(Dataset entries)
((

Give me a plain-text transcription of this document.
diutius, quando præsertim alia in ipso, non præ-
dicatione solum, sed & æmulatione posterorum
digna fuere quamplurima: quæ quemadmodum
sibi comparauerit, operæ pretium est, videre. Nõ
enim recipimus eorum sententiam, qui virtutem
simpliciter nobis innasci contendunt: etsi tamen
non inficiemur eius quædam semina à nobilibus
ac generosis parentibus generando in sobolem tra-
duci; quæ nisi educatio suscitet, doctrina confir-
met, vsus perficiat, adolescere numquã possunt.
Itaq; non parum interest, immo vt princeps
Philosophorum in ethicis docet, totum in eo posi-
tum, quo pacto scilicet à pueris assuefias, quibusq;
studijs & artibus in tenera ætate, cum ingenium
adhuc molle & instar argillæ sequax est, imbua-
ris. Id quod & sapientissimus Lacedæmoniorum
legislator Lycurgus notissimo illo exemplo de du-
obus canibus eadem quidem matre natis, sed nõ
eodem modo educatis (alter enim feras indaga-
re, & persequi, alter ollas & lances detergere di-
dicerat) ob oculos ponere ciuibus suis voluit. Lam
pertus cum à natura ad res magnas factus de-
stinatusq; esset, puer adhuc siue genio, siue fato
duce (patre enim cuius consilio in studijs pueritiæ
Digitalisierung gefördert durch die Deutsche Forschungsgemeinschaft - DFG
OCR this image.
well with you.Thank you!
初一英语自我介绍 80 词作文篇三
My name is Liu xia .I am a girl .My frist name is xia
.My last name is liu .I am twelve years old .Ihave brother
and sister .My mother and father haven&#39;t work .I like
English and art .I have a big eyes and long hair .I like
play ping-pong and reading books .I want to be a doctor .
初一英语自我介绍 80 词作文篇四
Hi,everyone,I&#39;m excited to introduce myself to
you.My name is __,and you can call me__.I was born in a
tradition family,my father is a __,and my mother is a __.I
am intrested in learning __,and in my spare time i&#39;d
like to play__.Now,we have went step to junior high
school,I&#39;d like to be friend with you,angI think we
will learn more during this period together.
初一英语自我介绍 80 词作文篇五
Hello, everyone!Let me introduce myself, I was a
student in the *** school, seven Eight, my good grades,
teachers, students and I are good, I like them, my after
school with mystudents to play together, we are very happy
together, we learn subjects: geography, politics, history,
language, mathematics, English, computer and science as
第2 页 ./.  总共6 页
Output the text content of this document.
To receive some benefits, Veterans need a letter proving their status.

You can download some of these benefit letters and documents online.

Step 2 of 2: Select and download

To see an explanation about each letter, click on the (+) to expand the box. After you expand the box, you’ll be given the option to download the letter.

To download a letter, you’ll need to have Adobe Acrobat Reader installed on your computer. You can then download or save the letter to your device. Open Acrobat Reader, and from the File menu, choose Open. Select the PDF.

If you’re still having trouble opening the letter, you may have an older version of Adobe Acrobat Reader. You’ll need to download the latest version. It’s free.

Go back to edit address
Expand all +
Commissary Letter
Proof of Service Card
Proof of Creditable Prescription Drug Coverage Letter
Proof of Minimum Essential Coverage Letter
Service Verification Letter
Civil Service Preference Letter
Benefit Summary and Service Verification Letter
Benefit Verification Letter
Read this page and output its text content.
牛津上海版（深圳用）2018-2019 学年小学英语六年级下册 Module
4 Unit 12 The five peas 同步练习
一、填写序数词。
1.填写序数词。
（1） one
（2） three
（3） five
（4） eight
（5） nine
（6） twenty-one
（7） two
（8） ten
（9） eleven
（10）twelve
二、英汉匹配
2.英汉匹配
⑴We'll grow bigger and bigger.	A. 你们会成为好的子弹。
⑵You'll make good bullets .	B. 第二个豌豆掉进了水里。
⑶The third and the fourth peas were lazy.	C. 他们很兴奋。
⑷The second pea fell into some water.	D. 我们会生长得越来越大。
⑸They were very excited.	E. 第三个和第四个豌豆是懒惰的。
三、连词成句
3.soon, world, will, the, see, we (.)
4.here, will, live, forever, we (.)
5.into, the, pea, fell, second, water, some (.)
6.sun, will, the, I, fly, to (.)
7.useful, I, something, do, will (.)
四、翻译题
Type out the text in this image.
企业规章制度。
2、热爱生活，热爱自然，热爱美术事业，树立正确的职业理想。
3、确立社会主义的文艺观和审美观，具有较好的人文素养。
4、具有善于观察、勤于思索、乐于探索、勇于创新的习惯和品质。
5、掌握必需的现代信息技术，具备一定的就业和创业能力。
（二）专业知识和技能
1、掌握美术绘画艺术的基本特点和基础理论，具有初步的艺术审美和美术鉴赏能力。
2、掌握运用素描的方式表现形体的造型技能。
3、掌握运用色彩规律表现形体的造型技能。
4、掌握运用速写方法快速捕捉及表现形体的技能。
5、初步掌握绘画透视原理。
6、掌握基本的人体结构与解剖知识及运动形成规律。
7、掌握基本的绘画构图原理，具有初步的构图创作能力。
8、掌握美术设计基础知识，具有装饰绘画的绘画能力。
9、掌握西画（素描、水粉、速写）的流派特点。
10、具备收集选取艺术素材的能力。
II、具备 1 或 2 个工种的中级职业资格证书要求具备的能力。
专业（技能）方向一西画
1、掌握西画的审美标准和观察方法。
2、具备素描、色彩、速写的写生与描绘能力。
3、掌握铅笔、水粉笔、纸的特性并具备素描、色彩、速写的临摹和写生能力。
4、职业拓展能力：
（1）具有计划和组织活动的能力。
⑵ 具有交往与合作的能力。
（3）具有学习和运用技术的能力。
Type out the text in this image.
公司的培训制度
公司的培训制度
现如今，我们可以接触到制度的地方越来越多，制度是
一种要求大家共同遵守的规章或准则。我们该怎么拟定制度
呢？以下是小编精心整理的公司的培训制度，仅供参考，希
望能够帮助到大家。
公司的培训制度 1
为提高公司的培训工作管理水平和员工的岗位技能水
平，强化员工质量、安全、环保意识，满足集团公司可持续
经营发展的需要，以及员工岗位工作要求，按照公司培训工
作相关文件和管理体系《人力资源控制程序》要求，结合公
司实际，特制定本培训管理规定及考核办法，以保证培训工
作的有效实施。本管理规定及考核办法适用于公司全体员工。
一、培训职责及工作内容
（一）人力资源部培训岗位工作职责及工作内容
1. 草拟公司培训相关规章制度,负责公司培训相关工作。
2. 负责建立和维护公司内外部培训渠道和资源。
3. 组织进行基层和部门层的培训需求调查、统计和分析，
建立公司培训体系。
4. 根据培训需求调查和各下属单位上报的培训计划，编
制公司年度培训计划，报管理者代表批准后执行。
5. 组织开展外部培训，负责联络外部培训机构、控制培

))

> **Task directions**
Print every line of the records exactly. Omit nothing.

> **Problem solution**
Give me a plain-text transcription of this document.
diutius, quando præsertim alia in ipso, non præ-
dicatione solum, sed & æmulatione posterorum
digna fuere quamplurima: quæ quemadmodum
sibi comparauerit, operæ pretium est, videre. Nõ
enim recipimus eorum sententiam, qui virtutem
simpliciter nobis innasci contendunt: etsi tamen
non inficiemur eius quædam semina à nobilibus
ac generosis parentibus generando in sobolem tra-
duci; quæ nisi educatio suscitet, doctrina confir-
met, vsus perficiat, adolescere numquã possunt.
Itaq; non parum interest, immo vt princeps
Philosophorum in ethicis docet, totum in eo posi-
tum, quo pacto scilicet à pueris assuefias, quibusq;
studijs & artibus in tenera ætate, cum ingenium
adhuc molle & instar argillæ sequax est, imbua-
ris. Id quod & sapientissimus Lacedæmoniorum
legislator Lycurgus notissimo illo exemplo de du-
obus canibus eadem quidem matre natis, sed nõ
eodem modo educatis (alter enim feras indaga-
re, & persequi, alter ollas & lances detergere di-
dicerat) ob oculos ponere ciuibus suis voluit. Lam
pertus cum à natura ad res magnas factus de-
stinatusq; esset, puer adhuc siue genio, siue fato
duce (patre enim cuius consilio in studijs pueritiæ
Digitalisierung gefördert durch die Deutsche Forschungsgemeinschaft - DFG
OCR this image.
well with you.Thank you!
初一英语自我介绍 80 词作文篇三
My name is Liu xia .I am a girl .My frist name is xia
.My last name is liu .I am twelve years old .Ihave brother
and sister .My mother and father haven&#39;t work .I like
English and art .I have a big eyes and long hair .I like
play ping-pong and reading books .I want to be a doctor .
初一英语自我介绍 80 词作文篇四
Hi,everyone,I&#39;m excited to introduce myself to
you.My name is __,and you can call me__.I was born in a
tradition family,my father is a __,and my mother is a __.I
am intrested in learning __,and in my spare time i&#39;d
like to play__.Now,we have went step to junior high
school,I&#39;d like to be friend with you,angI think we
will learn more during this period together.
初一英语自我介绍 80 词作文篇五
Hello, everyone!Let me introduce myself, I was a
student in the *** school, seven Eight, my good grades,
teachers, students and I are good, I like them, my after
school with mystudents to play together, we are very happy
together, we learn subjects: geography, politics, history,
language, mathematics, English, computer and science as
第2 页 ./.  总共6 页
Output the text content of this document.
To receive some benefits, Veterans need a letter proving their status.

You can download some of these benefit letters and documents online.

Step 2 of 2: Select and download

To see an explanation about each letter, click on the (+) to expand the box. After you expand the box, you’ll be given the option to download the letter.

To download a letter, you’ll need to have Adobe Acrobat Reader installed on your computer. You can then download or save the letter to your device. Open Acrobat Reader, and from the File menu, choose Open. Select the PDF.

If you’re still having trouble opening the letter, you may have an older version of Adobe Acrobat Reader. You’ll need to download the latest version. It’s free.

Go back to edit address
Expand all +
Commissary Letter
Proof of Service Card
Proof of Creditable Prescription Drug Coverage Letter
Proof of Minimum Essential Coverage Letter
Service Verification Letter
Civil Service Preference Letter
Benefit Summary and Service Verification Letter
Benefit Verification Letter
Read this page and output its text content.
牛津上海版（深圳用）2018-2019 学年小学英语六年级下册 Module
4 Unit 12 The five peas 同步练习
一、填写序数词。
1.填写序数词。
（1） one
（2） three
（3） five
（4） eight
（5） nine
（6） twenty-one
（7） two
（8） ten
（9） eleven
（10）twelve
二、英汉匹配
2.英汉匹配
⑴We'll grow bigger and bigger.	A. 你们会成为好的子弹。
⑵You'll make good bullets .	B. 第二个豌豆掉进了水里。
⑶The third and the fourth peas were lazy.	C. 他们很兴奋。
⑷The second pea fell into some water.	D. 我们会生长得越来越大。
⑸They were very excited.	E. 第三个和第四个豌豆是懒惰的。
三、连词成句
3.soon, world, will, the, see, we (.)
4.here, will, live, forever, we (.)
5.into, the, pea, fell, second, water, some (.)
6.sun, will, the, I, fly, to (.)
7.useful, I, something, do, will (.)
四、翻译题
Type out the text in this image.
企业规章制度。
2、热爱生活，热爱自然，热爱美术事业，树立正确的职业理想。
3、确立社会主义的文艺观和审美观，具有较好的人文素养。
4、具有善于观察、勤于思索、乐于探索、勇于创新的习惯和品质。
5、掌握必需的现代信息技术，具备一定的就业和创业能力。
（二）专业知识和技能
1、掌握美术绘画艺术的基本特点和基础理论，具有初步的艺术审美和美术鉴赏能力。
2、掌握运用素描的方式表现形体的造型技能。
3、掌握运用色彩规律表现形体的造型技能。
4、掌握运用速写方法快速捕捉及表现形体的技能。
5、初步掌握绘画透视原理。
6、掌握基本的人体结构与解剖知识及运动形成规律。
7、掌握基本的绘画构图原理，具有初步的构图创作能力。
8、掌握美术设计基础知识，具有装饰绘画的绘画能力。
9、掌握西画（素描、水粉、速写）的流派特点。
10、具备收集选取艺术素材的能力。
II、具备 1 或 2 个工种的中级职业资格证书要求具备的能力。
专业（技能）方向一西画
1、掌握西画的审美标准和观察方法。
2、具备素描、色彩、速写的写生与描绘能力。
3、掌握铅笔、水粉笔、纸的特性并具备素描、色彩、速写的临摹和写生能力。
4、职业拓展能力：
（1）具有计划和组织活动的能力。
⑵ 具有交往与合作的能力。
（3）具有学习和运用技术的能力。
Type out the text in this image.
公司的培训制度
公司的培训制度
现如今，我们可以接触到制度的地方越来越多，制度是
一种要求大家共同遵守的规章或准则。我们该怎么拟定制度
呢？以下是小编精心整理的公司的培训制度，仅供参考，希
望能够帮助到大家。
公司的培训制度 1
为提高公司的培训工作管理水平和员工的岗位技能水
平，强化员工质量、安全、环保意识，满足集团公司可持续
经营发展的需要，以及员工岗位工作要求，按照公司培训工
作相关文件和管理体系《人力资源控制程序》要求，结合公
司实际，特制定本培训管理规定及考核办法，以保证培训工
作的有效实施。本管理规定及考核办法适用于公司全体员工。
一、培训职责及工作内容
（一）人力资源部培训岗位工作职责及工作内容
1. 草拟公司培训相关规章制度,负责公司培训相关工作。
2. 负责建立和维护公司内外部培训渠道和资源。
3. 组织进行基层和部门层的培训需求调查、统计和分析，
建立公司培训体系。
4. 根据培训需求调查和各下属单位上报的培训计划，编
制公司年度培训计划，报管理者代表批准后执行。
5. 组织开展外部培训，负责联络外部培训机构、控制培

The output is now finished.